Dataset items

• • • • • • •

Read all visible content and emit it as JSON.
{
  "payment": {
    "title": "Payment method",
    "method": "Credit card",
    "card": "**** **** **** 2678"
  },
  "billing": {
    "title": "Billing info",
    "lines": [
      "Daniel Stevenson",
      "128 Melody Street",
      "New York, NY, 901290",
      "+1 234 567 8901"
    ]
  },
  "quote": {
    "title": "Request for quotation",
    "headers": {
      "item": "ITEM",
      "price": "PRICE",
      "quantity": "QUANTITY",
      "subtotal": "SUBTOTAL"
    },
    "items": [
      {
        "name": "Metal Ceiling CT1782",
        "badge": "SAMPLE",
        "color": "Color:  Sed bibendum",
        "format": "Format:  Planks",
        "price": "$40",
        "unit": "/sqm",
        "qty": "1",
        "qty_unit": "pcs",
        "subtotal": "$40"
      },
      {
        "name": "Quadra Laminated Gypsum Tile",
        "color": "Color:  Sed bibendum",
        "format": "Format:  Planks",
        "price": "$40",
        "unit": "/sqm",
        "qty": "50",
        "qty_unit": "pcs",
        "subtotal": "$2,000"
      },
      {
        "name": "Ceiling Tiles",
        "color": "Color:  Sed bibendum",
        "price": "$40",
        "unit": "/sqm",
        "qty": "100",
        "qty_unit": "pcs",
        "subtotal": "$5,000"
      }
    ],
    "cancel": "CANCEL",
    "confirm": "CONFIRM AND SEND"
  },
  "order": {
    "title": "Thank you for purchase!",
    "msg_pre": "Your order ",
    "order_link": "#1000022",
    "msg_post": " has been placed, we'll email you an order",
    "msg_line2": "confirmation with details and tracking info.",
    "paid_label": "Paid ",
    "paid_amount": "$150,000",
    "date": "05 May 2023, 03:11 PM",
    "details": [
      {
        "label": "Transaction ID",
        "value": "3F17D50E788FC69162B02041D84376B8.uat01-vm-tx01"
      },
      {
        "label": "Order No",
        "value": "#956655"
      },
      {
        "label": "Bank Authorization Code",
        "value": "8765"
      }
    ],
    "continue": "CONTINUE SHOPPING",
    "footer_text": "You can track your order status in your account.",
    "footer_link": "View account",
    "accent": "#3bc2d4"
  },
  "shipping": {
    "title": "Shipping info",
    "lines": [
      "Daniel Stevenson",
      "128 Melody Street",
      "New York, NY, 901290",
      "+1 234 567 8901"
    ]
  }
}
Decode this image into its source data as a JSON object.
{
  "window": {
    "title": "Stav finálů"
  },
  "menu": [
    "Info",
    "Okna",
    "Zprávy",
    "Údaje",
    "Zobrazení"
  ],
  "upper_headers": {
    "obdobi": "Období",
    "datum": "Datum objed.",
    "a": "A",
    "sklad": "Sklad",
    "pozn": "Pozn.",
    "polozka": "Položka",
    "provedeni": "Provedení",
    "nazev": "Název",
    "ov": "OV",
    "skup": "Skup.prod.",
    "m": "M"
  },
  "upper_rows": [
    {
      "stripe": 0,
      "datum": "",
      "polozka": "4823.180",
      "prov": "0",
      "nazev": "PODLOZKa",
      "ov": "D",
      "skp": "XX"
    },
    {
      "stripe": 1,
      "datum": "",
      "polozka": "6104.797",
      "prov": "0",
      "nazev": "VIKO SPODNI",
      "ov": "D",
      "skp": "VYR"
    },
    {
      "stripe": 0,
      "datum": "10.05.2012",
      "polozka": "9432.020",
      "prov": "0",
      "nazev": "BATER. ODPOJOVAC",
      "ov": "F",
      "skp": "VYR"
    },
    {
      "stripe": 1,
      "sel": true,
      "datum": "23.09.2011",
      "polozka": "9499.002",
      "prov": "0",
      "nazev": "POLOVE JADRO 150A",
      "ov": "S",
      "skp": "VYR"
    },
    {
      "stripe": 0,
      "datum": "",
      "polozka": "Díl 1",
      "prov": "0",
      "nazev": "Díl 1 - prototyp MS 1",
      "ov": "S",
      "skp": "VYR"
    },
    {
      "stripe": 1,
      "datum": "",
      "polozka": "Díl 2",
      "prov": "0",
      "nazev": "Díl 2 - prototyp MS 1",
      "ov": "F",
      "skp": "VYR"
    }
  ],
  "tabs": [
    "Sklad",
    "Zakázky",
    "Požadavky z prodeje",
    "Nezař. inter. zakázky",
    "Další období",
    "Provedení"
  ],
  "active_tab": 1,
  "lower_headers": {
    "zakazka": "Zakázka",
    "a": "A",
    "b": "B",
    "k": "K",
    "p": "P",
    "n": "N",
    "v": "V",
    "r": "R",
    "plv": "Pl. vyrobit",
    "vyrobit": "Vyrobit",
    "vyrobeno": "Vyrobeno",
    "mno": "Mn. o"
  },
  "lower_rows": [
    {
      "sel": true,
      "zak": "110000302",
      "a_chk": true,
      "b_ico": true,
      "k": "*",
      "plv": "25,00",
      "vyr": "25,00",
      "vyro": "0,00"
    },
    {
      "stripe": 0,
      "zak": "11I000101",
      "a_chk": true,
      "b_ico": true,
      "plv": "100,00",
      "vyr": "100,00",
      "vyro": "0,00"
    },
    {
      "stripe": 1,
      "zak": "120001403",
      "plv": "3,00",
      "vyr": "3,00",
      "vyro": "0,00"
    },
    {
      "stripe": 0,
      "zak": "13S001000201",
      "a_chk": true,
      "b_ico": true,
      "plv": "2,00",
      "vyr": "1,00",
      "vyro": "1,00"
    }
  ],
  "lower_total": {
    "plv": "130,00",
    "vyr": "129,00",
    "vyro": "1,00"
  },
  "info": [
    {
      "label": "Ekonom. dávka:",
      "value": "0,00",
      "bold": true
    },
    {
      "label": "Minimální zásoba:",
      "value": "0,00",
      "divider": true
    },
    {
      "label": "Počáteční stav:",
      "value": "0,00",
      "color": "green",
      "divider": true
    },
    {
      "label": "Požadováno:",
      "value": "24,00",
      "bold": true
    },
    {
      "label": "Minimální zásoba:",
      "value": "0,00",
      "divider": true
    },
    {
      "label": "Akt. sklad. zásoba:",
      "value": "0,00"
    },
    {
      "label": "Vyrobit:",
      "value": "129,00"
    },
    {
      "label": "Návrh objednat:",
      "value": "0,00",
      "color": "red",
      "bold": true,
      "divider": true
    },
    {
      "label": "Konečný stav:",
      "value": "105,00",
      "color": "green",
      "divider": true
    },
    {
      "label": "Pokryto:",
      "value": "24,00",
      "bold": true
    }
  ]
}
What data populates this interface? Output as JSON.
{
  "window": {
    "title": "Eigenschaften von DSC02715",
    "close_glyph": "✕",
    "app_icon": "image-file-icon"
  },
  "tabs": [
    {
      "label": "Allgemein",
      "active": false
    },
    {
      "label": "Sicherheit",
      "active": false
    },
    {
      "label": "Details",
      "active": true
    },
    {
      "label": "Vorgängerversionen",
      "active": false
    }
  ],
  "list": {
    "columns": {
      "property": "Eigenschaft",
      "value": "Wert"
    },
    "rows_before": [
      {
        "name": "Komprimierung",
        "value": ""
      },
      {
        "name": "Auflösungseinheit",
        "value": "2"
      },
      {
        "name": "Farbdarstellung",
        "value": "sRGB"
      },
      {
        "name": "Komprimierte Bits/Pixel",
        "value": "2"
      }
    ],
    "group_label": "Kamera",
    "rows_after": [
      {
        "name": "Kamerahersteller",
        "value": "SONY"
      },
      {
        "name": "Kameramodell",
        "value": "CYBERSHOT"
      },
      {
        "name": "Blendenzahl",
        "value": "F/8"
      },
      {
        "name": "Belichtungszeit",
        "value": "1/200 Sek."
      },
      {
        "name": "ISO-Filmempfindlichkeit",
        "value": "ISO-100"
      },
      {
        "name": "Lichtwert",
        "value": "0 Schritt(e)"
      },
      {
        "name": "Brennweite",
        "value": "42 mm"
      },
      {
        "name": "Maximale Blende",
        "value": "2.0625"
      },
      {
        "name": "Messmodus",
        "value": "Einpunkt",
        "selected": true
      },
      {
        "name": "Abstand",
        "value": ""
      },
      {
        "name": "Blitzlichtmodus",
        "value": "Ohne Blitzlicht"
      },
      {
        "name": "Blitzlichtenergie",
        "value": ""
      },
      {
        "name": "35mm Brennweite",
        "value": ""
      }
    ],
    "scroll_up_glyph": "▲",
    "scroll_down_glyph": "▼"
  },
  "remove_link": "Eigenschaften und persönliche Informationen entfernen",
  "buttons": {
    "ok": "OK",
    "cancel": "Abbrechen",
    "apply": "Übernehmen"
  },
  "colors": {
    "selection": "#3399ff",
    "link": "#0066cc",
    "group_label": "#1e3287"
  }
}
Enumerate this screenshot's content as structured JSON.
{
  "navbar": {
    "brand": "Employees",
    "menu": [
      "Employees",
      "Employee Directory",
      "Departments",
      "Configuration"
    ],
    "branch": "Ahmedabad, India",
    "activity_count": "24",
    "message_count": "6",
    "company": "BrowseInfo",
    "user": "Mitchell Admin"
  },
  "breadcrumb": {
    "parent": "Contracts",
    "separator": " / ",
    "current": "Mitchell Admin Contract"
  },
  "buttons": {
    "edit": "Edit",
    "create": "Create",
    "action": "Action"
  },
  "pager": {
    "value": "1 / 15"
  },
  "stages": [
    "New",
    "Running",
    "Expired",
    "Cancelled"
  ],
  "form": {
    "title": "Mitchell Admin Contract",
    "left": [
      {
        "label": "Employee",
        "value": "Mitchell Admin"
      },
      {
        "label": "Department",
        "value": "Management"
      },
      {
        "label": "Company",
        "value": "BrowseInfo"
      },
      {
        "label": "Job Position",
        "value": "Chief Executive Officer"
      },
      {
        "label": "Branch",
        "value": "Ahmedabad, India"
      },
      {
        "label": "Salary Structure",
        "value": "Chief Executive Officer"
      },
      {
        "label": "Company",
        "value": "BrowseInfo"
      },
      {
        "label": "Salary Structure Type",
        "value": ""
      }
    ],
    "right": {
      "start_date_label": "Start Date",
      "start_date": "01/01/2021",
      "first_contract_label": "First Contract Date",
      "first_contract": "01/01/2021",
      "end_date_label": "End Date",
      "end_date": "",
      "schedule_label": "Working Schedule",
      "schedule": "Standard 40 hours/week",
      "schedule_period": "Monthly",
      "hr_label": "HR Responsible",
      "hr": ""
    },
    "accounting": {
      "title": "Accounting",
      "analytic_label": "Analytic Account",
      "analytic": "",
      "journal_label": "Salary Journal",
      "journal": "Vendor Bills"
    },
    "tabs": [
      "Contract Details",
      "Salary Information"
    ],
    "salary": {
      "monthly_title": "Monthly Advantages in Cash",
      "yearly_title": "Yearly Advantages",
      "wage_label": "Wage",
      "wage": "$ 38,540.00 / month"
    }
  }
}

• • • • • • •

The problem
Looking at the material above, count the lines containing the string "polozka" and reply with the count alone.

Written response
7